## Text section
This jig allows you to hold the piece securely and move it past the bit with both hands well out of the way. It is also easier to do it this way then to try to make the workpiece stationary (when it's that small) and try to profile it with a hand held router. It would be near impossible. So when you have some small part that you want to detail, this is the exact jig you need to do it safely!


----------



## Troy_Utah (Jan 29, 2010)

Hey CG,
Thanks for the response. After reading your post I went back and looked at the picture. I now see that small piece which I originally thought was part of the jig. Now I totally get it. VERY COOL. There is no way you could do that without a jig like this, and keep your fingers. Kudos to RLFX for a great find. Thanks for clarifying. I'll look closer next time.


----------



## Slingshot (Dec 14, 2009)

bobj3 said:


> Hi Mike
> 
> I have a hard time with just one of them, bubba,good old boy,yall,homie,whatsup,bloody thing,whato,torch,cheers ,etc.
> 
> =======


For quick (albeit not tremendously accurate) translations, Free Translation and Professional Translation Services from SDL


----------



## Santé (Jan 14, 2010)

Mike Wingate said:


> Very nice template, I will certainly do!
> Don't we all speak French?


Sorry, an error is to copy / paste a sentence translated by google

Santé


----------



## jschaben (Jun 21, 2009)

I built one of these and have been playing with it a bit. Not really sure I like the clamping arrangement. #1, putting any pressure on the clamp will deflect the top board (fence?) and #2, getting a very narrow board in there will cause the clamp arm to interfere with the table fence, at least on my table. 
I'm thinking of a 3rd slot in the center of the fence board with a Carriage bolt up from the base plate and using a t-track holdown. Transfering the clamping force to the base instead of the top board.


----------



## Shadowmill (Jan 18, 2010)

Great jig. Thanks for posting. This will save trying to figure out whether to cut the small piece first or rout the edges.


Ross


----------



## allthunbs (Jun 22, 2008)

Santé said:


> Très beau gabarit, je vais certainement le faire !
> Merci
> Santé


Very nice jig. I will certainly make one. Thank you.


----------



## MarcoBernardini (Jan 26, 2010)

As a total newbie in this field, if I had to work a really small piece I'd take a big chunk of scrap wood and dig a pocket into it to host the small piece.
Could this be a good solution? (This late question is posed by my fingers)


----------



## allthunbs (Jun 22, 2008)

MarcoBernardini said:


> As a total newbie in this field, if I had to work a really small piece I'd take a big chunk of scrap wood and dig a pocket into it to host the small piece.
> Could this be a good solution? (This late question is posed by my fingers)


Hi Marco:

That's the concept but you have to hold the part in the pocket somehow. I prefer to cut everything in large pieces and when all the dangerous stuff is done, cut it into the small parts.


----------



## asrubin (Jan 1, 2008)

*"feather rollers"*

Just installed these on my router fence...they work great.. nothing but paint rollers that I picked up at HD. Both are adjustable..
tks


----------



## TWheels (May 26, 2006)

## Short exercise a
Copy out the records word for word, everything from their first line down to and including the line that contains "tab-home[interactable]: Home [0, 2323, 298, 2508]".

## Given data

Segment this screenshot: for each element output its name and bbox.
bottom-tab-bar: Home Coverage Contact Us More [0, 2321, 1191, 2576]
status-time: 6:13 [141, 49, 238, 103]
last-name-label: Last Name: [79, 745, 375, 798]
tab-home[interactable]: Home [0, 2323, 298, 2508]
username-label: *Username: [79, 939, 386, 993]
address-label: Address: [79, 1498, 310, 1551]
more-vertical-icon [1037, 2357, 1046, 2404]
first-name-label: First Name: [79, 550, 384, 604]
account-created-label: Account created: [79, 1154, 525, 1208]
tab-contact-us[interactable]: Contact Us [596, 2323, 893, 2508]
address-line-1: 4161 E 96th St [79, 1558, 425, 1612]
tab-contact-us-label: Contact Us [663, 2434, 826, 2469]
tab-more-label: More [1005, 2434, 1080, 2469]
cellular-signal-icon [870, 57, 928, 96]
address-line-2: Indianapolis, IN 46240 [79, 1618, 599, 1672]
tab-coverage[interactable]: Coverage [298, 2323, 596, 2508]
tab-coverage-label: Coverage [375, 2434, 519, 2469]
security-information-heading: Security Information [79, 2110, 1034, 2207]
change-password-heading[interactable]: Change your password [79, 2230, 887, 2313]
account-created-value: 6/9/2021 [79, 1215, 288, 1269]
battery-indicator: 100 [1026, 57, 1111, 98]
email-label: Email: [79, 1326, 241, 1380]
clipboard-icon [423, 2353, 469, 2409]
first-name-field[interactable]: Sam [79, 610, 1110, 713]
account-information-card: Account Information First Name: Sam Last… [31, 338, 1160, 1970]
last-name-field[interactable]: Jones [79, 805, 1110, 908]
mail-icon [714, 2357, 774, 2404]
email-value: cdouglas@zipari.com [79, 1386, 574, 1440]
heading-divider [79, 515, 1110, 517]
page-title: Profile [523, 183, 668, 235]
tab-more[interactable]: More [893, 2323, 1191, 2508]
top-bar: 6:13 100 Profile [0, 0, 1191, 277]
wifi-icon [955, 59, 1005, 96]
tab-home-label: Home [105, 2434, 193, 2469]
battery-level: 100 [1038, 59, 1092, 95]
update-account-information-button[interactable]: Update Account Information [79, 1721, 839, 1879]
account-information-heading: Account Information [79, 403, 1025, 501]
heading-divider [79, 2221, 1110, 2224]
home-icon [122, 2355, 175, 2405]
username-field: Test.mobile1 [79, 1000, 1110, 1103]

## Short exercise b
In the forum thread, what does asrubin say the feather rollers installed on the router fence are?

## Written answer a
Segment this screenshot: for each element output its name and bbox.
bottom-tab-bar: Home Coverage Contact Us More [0, 2321, 1191, 2576]
status-time: 6:13 [141, 49, 238, 103]
last-name-label: Last Name: [79, 745, 375, 798]
tab-home[interactable]: Home [0, 2323, 298, 2508]

## Written answer b
Paint rollers picked up at HD.